>> begin

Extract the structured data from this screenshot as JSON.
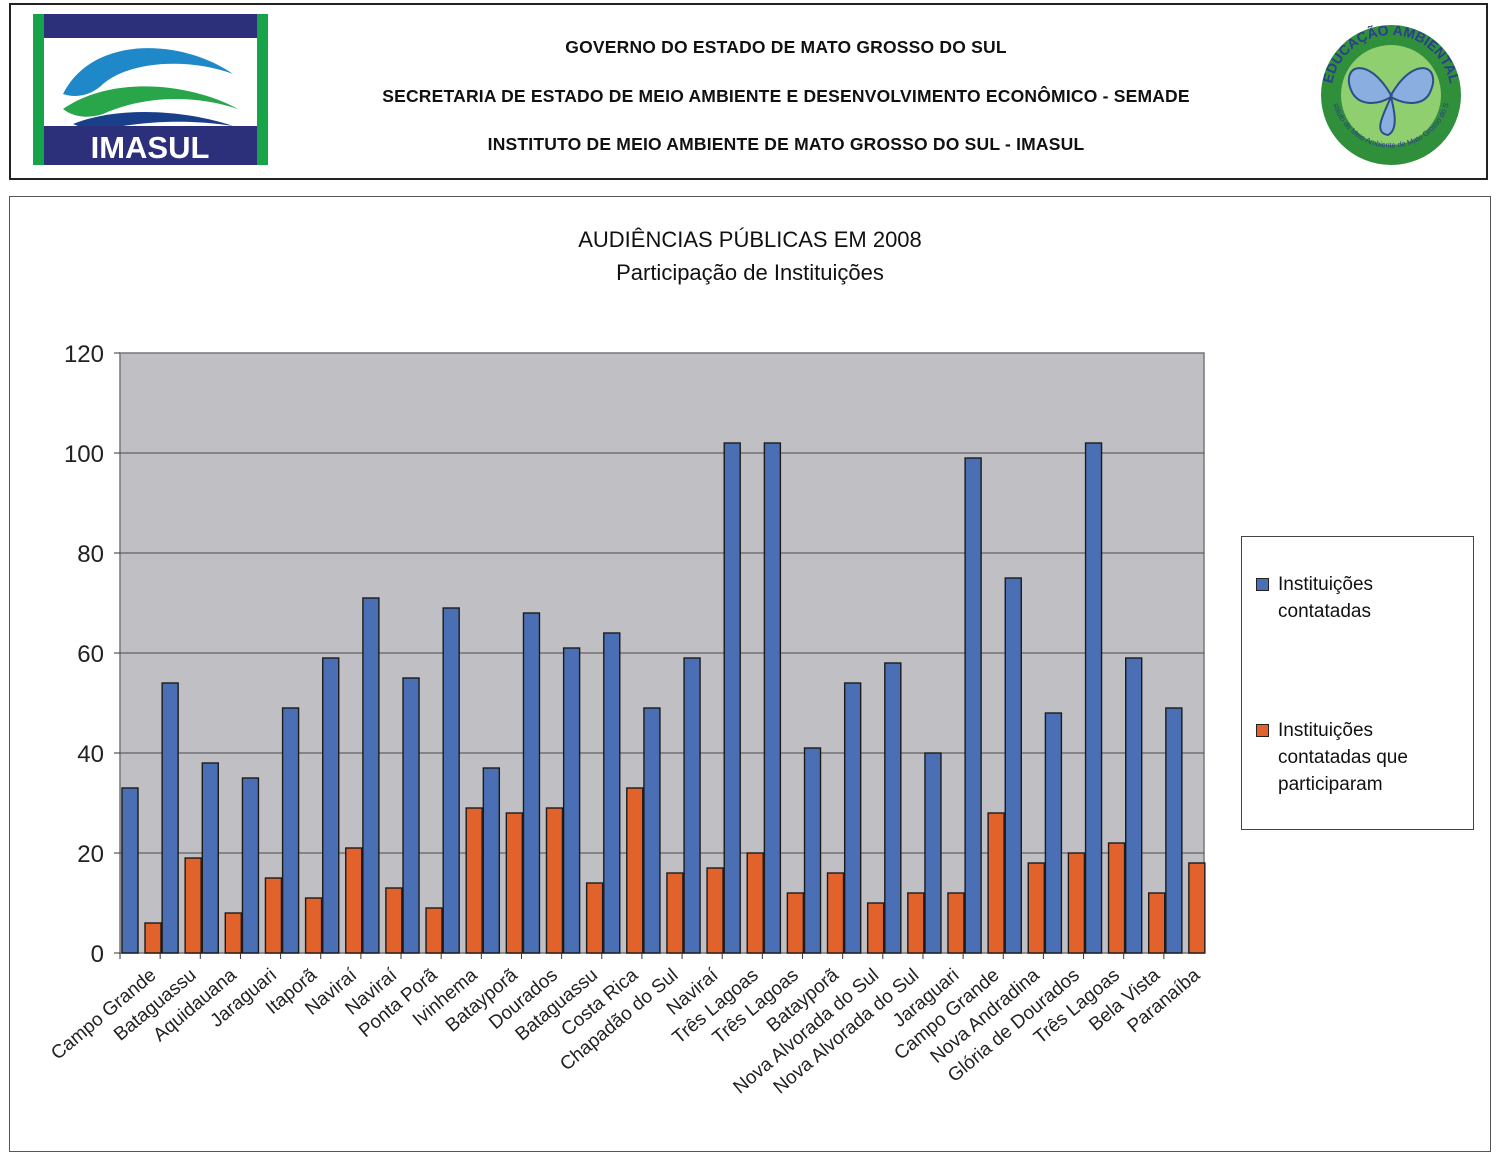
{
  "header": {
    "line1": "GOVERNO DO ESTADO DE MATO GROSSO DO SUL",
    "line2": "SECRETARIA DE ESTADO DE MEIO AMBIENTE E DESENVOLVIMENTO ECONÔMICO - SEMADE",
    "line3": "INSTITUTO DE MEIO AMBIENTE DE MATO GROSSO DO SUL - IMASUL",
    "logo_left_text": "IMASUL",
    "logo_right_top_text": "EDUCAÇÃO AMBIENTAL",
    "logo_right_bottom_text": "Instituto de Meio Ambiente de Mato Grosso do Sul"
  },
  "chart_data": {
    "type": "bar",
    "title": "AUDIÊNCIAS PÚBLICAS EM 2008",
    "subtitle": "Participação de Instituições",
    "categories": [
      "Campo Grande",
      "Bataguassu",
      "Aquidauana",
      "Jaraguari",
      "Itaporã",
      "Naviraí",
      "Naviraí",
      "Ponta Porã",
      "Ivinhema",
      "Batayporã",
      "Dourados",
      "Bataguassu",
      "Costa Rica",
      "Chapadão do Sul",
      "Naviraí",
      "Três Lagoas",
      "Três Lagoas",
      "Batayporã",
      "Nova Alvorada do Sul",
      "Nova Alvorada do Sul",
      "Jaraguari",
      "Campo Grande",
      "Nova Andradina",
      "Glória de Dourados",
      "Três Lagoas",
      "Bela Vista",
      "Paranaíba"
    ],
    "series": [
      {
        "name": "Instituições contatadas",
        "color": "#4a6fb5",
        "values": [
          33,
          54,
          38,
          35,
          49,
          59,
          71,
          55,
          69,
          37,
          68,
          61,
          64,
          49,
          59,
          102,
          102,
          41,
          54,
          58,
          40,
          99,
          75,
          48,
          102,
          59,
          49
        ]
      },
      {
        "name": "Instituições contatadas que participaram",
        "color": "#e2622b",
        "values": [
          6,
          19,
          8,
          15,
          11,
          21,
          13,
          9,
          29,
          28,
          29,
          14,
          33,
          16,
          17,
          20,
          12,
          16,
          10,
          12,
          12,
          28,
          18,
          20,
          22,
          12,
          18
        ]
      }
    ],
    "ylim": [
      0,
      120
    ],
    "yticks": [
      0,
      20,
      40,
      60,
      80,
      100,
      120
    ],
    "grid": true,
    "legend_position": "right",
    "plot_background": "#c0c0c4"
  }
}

>> end

→ **Your instructions**:
Copy out each line that contains the word "ESTADO".

→ **Response for this exercise**:
    "line1": "GOVERNO DO ESTADO DE MATO GROSSO DO SUL",
    "line2": "SECRETARIA DE ESTADO DE MEIO AMBIENTE E DESENVOLVIMENTO ECONÔMICO - SEMADE",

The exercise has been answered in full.